** start Exercise inputs **

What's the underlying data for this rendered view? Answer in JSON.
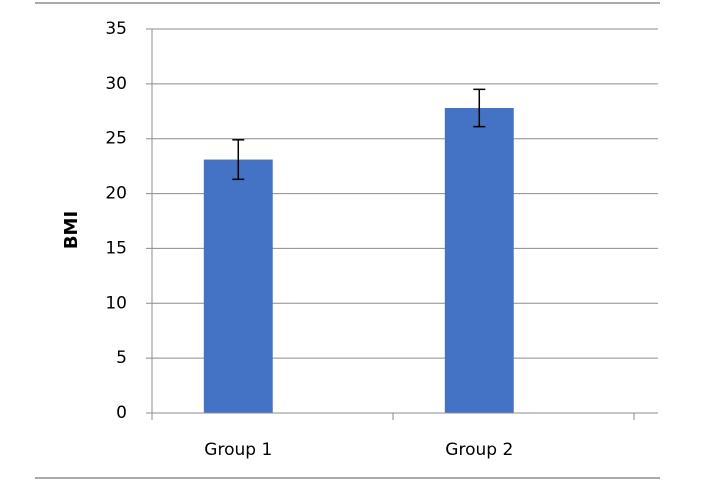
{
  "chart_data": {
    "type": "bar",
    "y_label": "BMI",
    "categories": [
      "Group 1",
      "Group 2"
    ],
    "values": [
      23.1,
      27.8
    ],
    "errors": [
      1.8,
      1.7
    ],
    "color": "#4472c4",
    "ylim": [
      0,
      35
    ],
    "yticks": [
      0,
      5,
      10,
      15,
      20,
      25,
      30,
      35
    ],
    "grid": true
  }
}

** end Exercise inputs **

Exercise brief:
Print the full listing exactly, dropping the pictures.

Written answer:
What's the underlying data for this rendered view? Answer in JSON.
{
  "chart_data": {
    "type": "bar",
    "y_label": "BMI",
    "categories": [
      "Group 1",
      "Group 2"
    ],
    "values": [
      23.1,
      27.8
    ],
    "errors": [
      1.8,
      1.7
    ],
    "color": "#4472c4",
    "ylim": [
      0,
      35
    ],
    "yticks": [
      0,
      5,
      10,
      15,
      20,
      25,
      30,
      35
    ],
    "grid": true
  }
}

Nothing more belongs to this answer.